**Task to complete**
Gather every line in the records below that contains the string "image", and copy each one in full.

**The records**
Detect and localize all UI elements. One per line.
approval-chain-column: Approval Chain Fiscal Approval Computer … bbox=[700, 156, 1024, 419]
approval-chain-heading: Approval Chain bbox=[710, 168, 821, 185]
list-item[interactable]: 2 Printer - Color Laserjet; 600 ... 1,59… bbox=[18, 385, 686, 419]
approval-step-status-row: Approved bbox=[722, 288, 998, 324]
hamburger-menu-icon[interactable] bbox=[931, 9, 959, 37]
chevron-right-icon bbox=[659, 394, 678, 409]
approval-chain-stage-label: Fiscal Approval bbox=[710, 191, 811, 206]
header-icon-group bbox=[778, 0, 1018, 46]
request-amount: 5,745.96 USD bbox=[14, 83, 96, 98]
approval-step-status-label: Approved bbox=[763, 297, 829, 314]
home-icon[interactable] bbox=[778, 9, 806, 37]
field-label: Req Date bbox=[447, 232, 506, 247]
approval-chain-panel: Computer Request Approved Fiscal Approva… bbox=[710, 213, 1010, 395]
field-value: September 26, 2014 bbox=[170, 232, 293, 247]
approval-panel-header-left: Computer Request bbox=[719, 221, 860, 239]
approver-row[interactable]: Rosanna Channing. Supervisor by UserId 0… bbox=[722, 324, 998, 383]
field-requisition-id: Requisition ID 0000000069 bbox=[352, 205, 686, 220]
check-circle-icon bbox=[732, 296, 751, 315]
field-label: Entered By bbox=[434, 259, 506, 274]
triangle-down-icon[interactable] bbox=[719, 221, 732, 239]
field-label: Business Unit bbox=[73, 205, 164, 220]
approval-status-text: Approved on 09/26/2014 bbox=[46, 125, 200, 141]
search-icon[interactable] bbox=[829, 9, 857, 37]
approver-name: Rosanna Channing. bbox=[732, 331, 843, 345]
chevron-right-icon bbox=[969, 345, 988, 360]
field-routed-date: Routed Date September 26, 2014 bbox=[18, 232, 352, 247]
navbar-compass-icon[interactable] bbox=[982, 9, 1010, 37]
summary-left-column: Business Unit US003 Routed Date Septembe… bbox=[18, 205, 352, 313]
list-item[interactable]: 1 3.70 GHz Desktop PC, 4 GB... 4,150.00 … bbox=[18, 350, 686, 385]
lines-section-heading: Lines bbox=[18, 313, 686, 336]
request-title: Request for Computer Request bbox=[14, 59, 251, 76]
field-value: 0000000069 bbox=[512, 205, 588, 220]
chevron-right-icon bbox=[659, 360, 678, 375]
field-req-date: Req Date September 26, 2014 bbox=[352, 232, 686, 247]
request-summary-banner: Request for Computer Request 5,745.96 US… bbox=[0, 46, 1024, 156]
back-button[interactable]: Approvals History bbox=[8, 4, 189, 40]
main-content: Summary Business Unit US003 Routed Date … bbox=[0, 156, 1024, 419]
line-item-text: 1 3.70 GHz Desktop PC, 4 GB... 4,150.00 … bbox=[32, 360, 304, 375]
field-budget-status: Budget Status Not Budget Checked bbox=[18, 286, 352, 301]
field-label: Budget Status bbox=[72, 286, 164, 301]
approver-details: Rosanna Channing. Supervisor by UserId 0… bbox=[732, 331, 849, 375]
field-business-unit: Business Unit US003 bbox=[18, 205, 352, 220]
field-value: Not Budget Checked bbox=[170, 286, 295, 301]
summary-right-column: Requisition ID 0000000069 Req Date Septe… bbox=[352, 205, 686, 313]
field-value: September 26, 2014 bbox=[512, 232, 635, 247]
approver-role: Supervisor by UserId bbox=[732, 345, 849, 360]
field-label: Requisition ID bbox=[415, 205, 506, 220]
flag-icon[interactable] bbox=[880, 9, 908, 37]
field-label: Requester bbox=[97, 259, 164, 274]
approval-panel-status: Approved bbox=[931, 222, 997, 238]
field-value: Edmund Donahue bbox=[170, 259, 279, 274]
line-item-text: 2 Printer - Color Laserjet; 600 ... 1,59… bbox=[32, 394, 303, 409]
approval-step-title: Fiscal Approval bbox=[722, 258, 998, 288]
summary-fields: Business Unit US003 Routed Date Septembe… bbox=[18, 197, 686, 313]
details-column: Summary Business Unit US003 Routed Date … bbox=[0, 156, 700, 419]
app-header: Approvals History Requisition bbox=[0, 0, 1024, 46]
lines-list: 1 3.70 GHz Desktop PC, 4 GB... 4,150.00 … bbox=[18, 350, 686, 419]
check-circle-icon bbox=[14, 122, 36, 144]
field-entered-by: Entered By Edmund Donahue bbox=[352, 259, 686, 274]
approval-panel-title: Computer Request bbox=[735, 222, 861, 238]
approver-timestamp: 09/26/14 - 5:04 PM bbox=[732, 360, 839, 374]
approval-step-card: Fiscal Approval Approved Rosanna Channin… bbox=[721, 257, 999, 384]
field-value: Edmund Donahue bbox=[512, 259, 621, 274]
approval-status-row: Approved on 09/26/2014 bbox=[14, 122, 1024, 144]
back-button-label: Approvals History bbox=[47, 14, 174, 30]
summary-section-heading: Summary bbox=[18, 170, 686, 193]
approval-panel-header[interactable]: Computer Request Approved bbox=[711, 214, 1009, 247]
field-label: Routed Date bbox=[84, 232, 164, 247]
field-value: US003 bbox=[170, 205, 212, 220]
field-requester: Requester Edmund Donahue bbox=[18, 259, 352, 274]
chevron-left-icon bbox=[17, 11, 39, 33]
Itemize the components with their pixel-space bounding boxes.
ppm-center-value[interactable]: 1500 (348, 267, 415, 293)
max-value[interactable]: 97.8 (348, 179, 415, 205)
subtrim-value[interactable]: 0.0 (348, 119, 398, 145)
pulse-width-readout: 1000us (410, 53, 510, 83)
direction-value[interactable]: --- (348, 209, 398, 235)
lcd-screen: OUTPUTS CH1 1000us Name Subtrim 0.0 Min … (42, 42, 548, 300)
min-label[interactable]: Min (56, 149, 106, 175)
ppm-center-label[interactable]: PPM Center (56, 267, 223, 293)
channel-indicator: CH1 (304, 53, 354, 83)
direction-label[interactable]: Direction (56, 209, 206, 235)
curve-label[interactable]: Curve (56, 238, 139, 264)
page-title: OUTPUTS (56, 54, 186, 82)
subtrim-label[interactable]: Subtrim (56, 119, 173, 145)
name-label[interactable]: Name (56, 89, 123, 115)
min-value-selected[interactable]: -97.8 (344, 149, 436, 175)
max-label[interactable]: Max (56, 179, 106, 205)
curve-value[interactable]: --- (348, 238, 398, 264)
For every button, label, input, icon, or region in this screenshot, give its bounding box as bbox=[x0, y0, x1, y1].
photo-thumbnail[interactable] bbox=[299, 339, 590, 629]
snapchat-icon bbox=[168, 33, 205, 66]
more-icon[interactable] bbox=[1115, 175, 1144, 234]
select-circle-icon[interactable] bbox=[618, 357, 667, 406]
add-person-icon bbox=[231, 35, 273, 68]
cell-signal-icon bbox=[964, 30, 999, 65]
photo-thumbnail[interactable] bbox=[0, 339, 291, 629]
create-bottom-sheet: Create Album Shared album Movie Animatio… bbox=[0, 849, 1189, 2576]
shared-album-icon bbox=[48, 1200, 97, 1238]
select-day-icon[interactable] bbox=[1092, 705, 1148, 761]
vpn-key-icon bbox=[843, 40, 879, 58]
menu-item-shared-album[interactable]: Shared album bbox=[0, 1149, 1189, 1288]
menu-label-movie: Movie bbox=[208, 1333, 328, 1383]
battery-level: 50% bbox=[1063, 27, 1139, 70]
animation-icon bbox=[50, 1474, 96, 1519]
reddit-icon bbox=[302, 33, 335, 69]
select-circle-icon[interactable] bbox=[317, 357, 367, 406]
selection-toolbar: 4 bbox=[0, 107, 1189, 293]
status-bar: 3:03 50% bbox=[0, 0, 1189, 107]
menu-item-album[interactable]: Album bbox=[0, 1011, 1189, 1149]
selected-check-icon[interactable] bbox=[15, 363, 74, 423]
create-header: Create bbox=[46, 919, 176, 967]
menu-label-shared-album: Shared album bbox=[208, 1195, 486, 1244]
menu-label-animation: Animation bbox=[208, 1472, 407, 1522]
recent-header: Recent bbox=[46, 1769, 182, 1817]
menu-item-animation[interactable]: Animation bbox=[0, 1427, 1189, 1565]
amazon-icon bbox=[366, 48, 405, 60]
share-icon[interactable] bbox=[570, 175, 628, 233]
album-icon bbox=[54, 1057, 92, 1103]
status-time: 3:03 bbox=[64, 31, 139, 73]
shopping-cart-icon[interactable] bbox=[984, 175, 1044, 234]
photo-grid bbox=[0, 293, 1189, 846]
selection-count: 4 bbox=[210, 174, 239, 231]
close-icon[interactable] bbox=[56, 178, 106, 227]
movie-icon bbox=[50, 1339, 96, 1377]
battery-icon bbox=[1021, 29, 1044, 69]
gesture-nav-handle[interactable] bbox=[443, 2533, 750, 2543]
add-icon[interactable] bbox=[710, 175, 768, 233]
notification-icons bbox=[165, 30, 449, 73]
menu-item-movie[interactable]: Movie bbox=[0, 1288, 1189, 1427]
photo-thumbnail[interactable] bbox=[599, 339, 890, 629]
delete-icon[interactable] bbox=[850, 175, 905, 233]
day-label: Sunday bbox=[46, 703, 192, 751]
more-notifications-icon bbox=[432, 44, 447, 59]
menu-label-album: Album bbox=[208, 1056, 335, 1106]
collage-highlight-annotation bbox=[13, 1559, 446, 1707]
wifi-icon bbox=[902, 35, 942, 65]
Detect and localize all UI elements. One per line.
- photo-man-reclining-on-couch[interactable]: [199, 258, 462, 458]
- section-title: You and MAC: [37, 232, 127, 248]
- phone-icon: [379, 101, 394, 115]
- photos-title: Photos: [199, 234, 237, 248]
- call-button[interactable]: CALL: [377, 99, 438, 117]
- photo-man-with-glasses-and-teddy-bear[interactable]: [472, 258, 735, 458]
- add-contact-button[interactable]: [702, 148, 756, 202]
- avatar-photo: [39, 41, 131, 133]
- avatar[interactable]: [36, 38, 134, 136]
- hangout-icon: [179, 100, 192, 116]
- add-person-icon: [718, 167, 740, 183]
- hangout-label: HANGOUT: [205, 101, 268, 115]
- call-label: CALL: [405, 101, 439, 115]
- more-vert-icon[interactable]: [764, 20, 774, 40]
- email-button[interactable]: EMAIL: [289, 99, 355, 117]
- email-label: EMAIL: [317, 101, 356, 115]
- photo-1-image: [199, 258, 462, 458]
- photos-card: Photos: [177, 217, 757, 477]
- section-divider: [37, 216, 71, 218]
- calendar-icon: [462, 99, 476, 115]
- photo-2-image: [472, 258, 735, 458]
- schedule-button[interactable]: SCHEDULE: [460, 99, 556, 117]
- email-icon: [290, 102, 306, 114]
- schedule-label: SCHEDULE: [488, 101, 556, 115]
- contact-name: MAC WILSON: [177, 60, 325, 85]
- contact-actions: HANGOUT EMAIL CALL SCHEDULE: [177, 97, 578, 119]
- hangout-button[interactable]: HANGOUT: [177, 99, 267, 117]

**Expected answer**
- photo-1-image: [199, 258, 462, 458]
- photo-2-image: [472, 258, 735, 458]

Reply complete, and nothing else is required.